(Structured figure records)
_ _ _ _ _
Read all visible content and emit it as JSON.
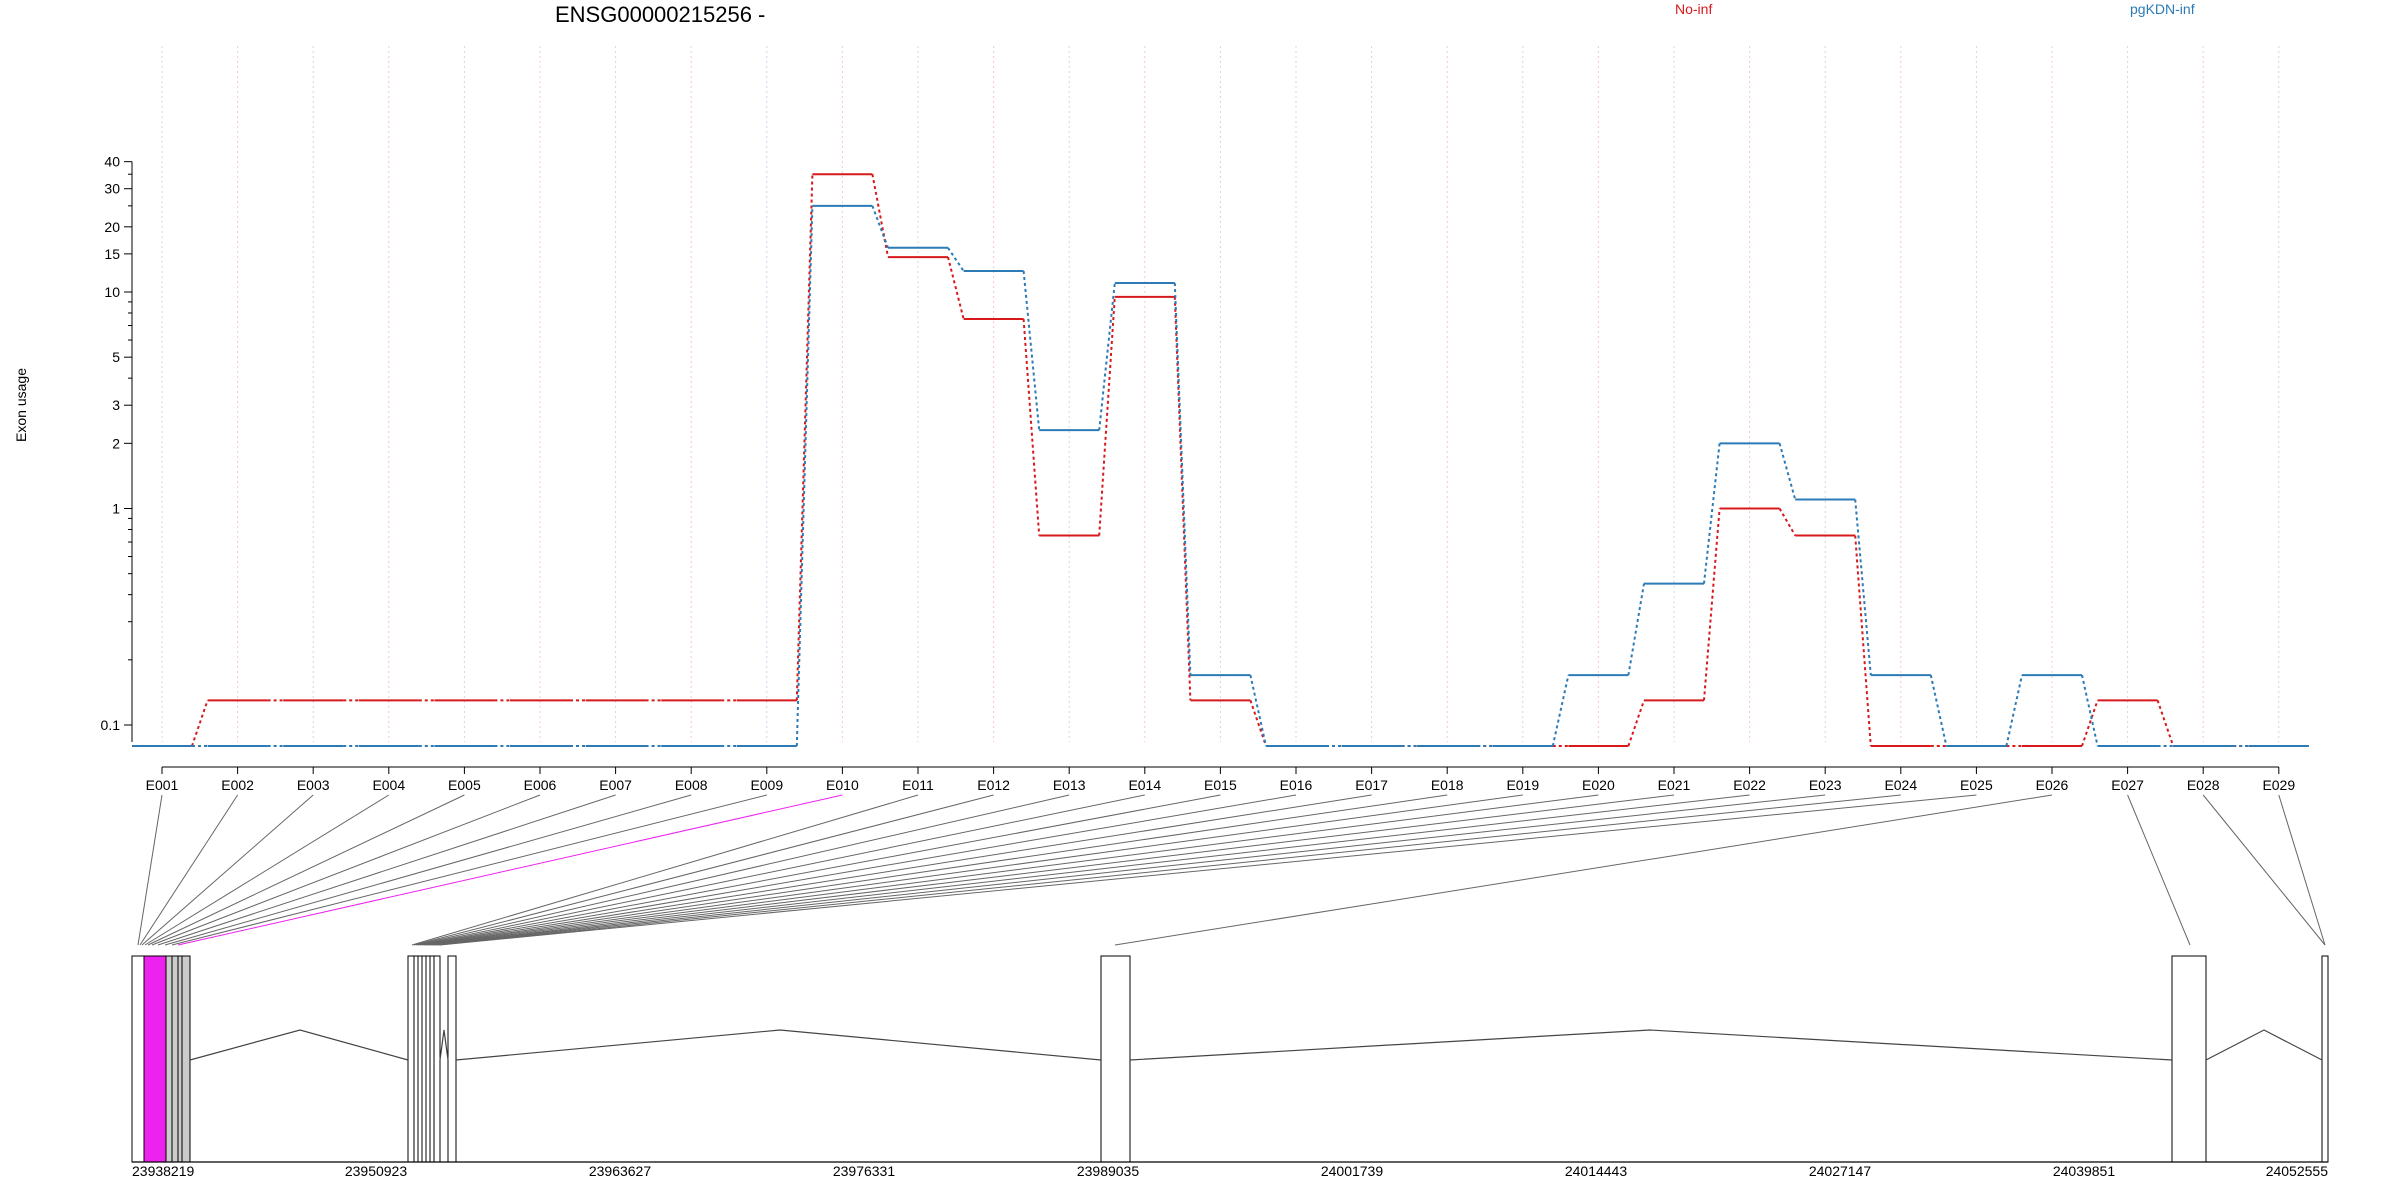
{
  "chart_data": {
    "type": "line",
    "title": "ENSG00000215256 -",
    "ylabel": "Exon usage",
    "y_scale": "log",
    "ylim": [
      0.07,
      40
    ],
    "y_ticks": [
      0.1,
      1,
      2,
      3,
      5,
      10,
      15,
      20,
      30,
      40
    ],
    "grid": "vertical dotted per exon",
    "legend": "top",
    "categories": [
      "E001",
      "E002",
      "E003",
      "E004",
      "E005",
      "E006",
      "E007",
      "E008",
      "E009",
      "E010",
      "E011",
      "E012",
      "E013",
      "E014",
      "E015",
      "E016",
      "E017",
      "E018",
      "E019",
      "E020",
      "E021",
      "E022",
      "E023",
      "E024",
      "E025",
      "E026",
      "E027",
      "E028",
      "E029"
    ],
    "series": [
      {
        "name": "No-inf",
        "color": "#d7191c",
        "values": [
          0.08,
          0.13,
          0.13,
          0.13,
          0.13,
          0.13,
          0.13,
          0.13,
          0.13,
          35,
          14.5,
          7.5,
          0.75,
          9.5,
          0.13,
          0.08,
          0.08,
          0.08,
          0.08,
          0.08,
          0.13,
          1.0,
          0.75,
          0.08,
          0.08,
          0.08,
          0.13,
          0.08,
          0.08
        ]
      },
      {
        "name": "pgKDN-inf",
        "color": "#2c7bb6",
        "values": [
          0.08,
          0.08,
          0.08,
          0.08,
          0.08,
          0.08,
          0.08,
          0.08,
          0.08,
          25,
          16,
          12.5,
          2.3,
          11,
          0.17,
          0.08,
          0.08,
          0.08,
          0.08,
          0.17,
          0.45,
          2.0,
          1.1,
          0.17,
          0.08,
          0.17,
          0.08,
          0.08,
          0.08
        ]
      }
    ],
    "gene_model": {
      "coord_ticks": [
        "23938219",
        "23950923",
        "23963627",
        "23976331",
        "23989035",
        "24001739",
        "24014443",
        "24027147",
        "24039851",
        "24052555"
      ],
      "highlight_color": "#ee22ee"
    }
  }
}
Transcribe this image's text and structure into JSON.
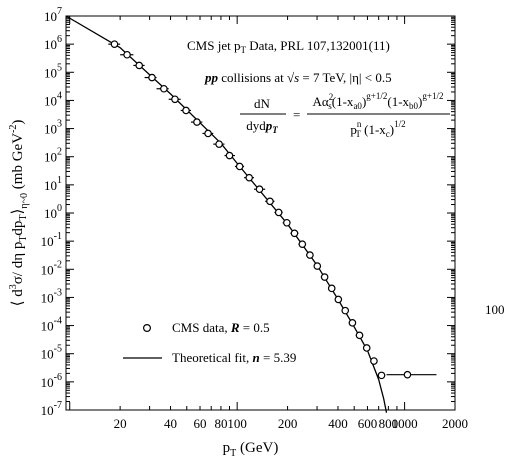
{
  "chart_data": {
    "type": "scatter",
    "x_scale": "log",
    "y_scale": "log",
    "xlim": [
      9.5,
      2000
    ],
    "ylim": [
      1e-07,
      10000000.0
    ],
    "xlabel": {
      "main": "p",
      "sub": "T",
      "unit": "(GeV)"
    },
    "ylabel": "⟨d³σ/dη p_T dp_T⟩_{η~0}   (mb GeV⁻²)",
    "x_tick_labels": [
      {
        "x": 20,
        "label": "20"
      },
      {
        "x": 40,
        "label": "40"
      },
      {
        "x": 60,
        "label": "60"
      },
      {
        "x": 80,
        "label": "80"
      },
      {
        "x": 100,
        "label": "100"
      },
      {
        "x": 200,
        "label": "200"
      },
      {
        "x": 400,
        "label": "400"
      },
      {
        "x": 600,
        "label": "600"
      },
      {
        "x": 800,
        "label": "800"
      },
      {
        "x": 1000,
        "label": "1000"
      },
      {
        "x": 2000,
        "label": "2000"
      }
    ],
    "y_tick_exponents": [
      7,
      6,
      5,
      4,
      3,
      2,
      1,
      0,
      -1,
      -2,
      -3,
      -4,
      -5,
      -6,
      -7
    ],
    "y_tick_base": "10",
    "right_label": "100",
    "title": "CMS jet p_T Data, PRL 107,132001(11)",
    "legend": [
      {
        "marker": "circle",
        "text": "CMS data, ",
        "param": "R",
        "value": " = 0.5"
      },
      {
        "marker": "line",
        "text": "Theoretical fit, ",
        "param": "n",
        "value": " = 5.39"
      }
    ],
    "annotations": {
      "title": {
        "pre": "CMS jet p",
        "sub": "T",
        "post": " Data,  PRL 107,132001(11)"
      },
      "collisions": {
        "pp": "pp",
        "mid": " collisions at ",
        "sqrt_s": "√s",
        "energy": " = 7 TeV, |η| < 0.5"
      },
      "formula": {
        "lhs_num": "dN",
        "lhs_den_pre": "dyd",
        "lhs_den_vec": "p",
        "lhs_den_sub": "T",
        "eq": "=",
        "num": "Aα²ₛ(1-xₐ₀)^(g+1/2)(1-x_b0)^(g+1/2)",
        "den": "p_T^n (1-x_c)^(1/2)"
      }
    },
    "series": [
      {
        "name": "CMS data, R = 0.5",
        "marker": "circle",
        "points": [
          {
            "x": 18.5,
            "y": 1000000.0,
            "xerr": [
              17,
              20
            ]
          },
          {
            "x": 22,
            "y": 420000.0,
            "xerr": [
              20,
              24
            ]
          },
          {
            "x": 26,
            "y": 175000.0,
            "xerr": [
              24,
              28
            ]
          },
          {
            "x": 31,
            "y": 65000.0,
            "xerr": [
              28,
              33
            ]
          },
          {
            "x": 36.5,
            "y": 26000.0,
            "xerr": [
              33,
              39
            ]
          },
          {
            "x": 42.5,
            "y": 11000.0,
            "xerr": [
              39,
              46
            ]
          },
          {
            "x": 49.5,
            "y": 4400.0,
            "xerr": [
              46,
              53
            ]
          },
          {
            "x": 57.5,
            "y": 1700.0,
            "xerr": [
              53,
              62
            ]
          },
          {
            "x": 67,
            "y": 670.0,
            "xerr": [
              62,
              72
            ]
          },
          {
            "x": 78,
            "y": 280.0,
            "xerr": [
              72,
              84
            ]
          },
          {
            "x": 90,
            "y": 110.0,
            "xerr": [
              84,
              97
            ]
          },
          {
            "x": 103.5,
            "y": 45,
            "xerr": [
              97,
              110
            ]
          },
          {
            "x": 118,
            "y": 18,
            "xerr": [
              110,
              126
            ]
          },
          {
            "x": 136,
            "y": 7.0,
            "xerr": [
              126,
              147
            ]
          },
          {
            "x": 157,
            "y": 2.6,
            "xerr": [
              147,
              167
            ]
          },
          {
            "x": 177,
            "y": 1.05,
            "xerr": [
              167,
              187
            ]
          },
          {
            "x": 198,
            "y": 0.45,
            "xerr": [
              187,
              208
            ]
          },
          {
            "x": 220,
            "y": 0.19,
            "xerr": [
              208,
              232
            ]
          },
          {
            "x": 245,
            "y": 0.078,
            "xerr": [
              232,
              258
            ]
          },
          {
            "x": 272,
            "y": 0.032,
            "xerr": [
              258,
              286
            ]
          },
          {
            "x": 301,
            "y": 0.013,
            "xerr": [
              286,
              316
            ]
          },
          {
            "x": 333,
            "y": 0.0053,
            "xerr": [
              316,
              349
            ]
          },
          {
            "x": 367,
            "y": 0.0021,
            "xerr": [
              349,
              384
            ]
          },
          {
            "x": 402,
            "y": 0.00085,
            "xerr": [
              384,
              420
            ]
          },
          {
            "x": 442,
            "y": 0.00034,
            "xerr": [
              420,
              464
            ]
          },
          {
            "x": 488,
            "y": 0.000125,
            "xerr": [
              464,
              511
            ]
          },
          {
            "x": 538,
            "y": 4.5e-05,
            "xerr": [
              511,
              565
            ]
          },
          {
            "x": 594,
            "y": 1.6e-05,
            "xerr": [
              565,
              623
            ]
          },
          {
            "x": 656,
            "y": 5.5e-06,
            "xerr": [
              623,
              690
            ]
          },
          {
            "x": 728,
            "y": 1.7e-06,
            "xerr": [
              690,
              765
            ]
          },
          {
            "x": 1040,
            "y": 1.8e-06,
            "xerr": [
              780,
              1550
            ]
          }
        ]
      },
      {
        "name": "Theoretical fit, n = 5.39",
        "type": "line",
        "points": [
          {
            "x": 9.5,
            "y": 10000000.0
          },
          {
            "x": 20,
            "y": 750000.0
          },
          {
            "x": 40,
            "y": 17000.0
          },
          {
            "x": 80,
            "y": 300.0
          },
          {
            "x": 100,
            "y": 58
          },
          {
            "x": 200,
            "y": 0.4
          },
          {
            "x": 300,
            "y": 0.014
          },
          {
            "x": 400,
            "y": 0.00085
          },
          {
            "x": 500,
            "y": 9e-05
          },
          {
            "x": 600,
            "y": 1.3e-05
          },
          {
            "x": 700,
            "y": 1.2e-06
          },
          {
            "x": 750,
            "y": 2.5e-07
          },
          {
            "x": 780,
            "y": 8e-08
          }
        ]
      }
    ]
  }
}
_ _ _ _ _
* Task description *
Only a number is wanted: how many lines contain "Theoretical"?

* Response *
2